═════ DATA LISTING

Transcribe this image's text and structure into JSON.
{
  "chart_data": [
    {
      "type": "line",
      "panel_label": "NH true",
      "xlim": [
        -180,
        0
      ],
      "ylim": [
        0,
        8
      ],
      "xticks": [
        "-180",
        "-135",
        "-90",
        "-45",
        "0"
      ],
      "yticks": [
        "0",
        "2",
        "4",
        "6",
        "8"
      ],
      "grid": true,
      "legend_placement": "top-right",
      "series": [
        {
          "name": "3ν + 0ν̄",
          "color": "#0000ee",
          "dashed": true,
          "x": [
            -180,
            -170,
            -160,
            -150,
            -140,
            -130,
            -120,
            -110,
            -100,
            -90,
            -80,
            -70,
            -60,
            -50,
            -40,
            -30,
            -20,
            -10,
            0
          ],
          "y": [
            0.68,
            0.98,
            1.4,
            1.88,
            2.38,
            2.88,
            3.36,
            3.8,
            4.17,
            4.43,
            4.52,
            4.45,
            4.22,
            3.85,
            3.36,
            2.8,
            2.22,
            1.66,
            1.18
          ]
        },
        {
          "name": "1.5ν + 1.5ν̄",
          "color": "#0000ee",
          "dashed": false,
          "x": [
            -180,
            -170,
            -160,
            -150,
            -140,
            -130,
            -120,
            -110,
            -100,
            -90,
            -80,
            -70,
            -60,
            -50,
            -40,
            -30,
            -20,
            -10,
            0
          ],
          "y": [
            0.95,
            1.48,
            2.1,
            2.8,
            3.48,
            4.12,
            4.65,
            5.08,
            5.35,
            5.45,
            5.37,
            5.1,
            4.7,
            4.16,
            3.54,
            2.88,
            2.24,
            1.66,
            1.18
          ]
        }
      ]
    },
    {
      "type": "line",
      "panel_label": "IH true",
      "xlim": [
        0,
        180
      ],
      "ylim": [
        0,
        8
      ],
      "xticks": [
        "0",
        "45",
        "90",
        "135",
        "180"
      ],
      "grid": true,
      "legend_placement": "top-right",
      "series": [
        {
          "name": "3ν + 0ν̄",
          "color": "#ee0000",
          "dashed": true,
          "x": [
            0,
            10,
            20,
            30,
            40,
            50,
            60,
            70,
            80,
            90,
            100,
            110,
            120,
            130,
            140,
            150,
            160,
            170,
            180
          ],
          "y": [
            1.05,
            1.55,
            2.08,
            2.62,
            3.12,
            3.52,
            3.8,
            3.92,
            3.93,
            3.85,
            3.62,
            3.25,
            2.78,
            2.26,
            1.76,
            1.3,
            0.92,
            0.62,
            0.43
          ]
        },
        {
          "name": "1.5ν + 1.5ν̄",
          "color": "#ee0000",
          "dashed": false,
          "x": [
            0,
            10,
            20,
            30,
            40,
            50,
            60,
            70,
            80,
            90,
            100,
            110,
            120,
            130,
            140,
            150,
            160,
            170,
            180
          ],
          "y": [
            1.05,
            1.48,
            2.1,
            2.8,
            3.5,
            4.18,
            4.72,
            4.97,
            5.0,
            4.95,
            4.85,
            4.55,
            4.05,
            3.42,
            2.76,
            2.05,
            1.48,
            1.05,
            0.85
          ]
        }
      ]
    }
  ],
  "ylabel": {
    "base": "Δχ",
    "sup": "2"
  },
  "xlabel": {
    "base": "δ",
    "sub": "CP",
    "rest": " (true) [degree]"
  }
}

══════════
═════ DATA LISTING

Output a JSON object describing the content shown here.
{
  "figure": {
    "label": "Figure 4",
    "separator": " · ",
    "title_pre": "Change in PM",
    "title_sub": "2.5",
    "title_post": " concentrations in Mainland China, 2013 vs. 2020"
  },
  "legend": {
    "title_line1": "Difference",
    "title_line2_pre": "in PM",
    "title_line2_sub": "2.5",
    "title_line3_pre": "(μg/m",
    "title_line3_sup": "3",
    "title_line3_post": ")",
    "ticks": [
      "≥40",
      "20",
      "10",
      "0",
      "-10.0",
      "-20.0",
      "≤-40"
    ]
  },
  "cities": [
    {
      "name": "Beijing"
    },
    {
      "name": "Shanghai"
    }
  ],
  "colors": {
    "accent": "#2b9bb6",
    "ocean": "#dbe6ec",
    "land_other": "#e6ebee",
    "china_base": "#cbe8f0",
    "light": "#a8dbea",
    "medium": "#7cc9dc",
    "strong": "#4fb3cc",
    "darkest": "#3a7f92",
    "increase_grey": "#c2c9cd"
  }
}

══════════
═════ DATA LISTING

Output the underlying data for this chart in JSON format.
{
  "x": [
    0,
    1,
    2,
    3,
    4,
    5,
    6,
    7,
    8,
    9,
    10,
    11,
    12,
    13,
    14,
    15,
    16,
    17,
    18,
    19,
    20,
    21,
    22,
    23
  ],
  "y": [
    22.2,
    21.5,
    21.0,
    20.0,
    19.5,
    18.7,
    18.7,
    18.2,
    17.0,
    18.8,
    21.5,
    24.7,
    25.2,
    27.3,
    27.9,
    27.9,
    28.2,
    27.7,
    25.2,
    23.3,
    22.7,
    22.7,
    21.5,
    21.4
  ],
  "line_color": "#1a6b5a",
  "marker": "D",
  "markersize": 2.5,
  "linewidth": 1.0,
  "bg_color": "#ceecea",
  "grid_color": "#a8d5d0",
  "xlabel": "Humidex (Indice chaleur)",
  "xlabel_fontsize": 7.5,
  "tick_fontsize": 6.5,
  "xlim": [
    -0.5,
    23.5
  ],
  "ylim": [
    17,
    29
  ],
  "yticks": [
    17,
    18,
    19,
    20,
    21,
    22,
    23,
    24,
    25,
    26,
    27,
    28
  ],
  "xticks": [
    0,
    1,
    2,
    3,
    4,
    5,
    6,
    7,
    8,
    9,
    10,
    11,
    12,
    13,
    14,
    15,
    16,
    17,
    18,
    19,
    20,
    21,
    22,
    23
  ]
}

══════════

● **DESCRIPTION OF THE TASK**
Look through the entries above; copy each line where the string "Output" appears.

● **RESULT FOR THIS TASK**
Output a JSON object describing the content shown here.
Output the underlying data for this chart in JSON format.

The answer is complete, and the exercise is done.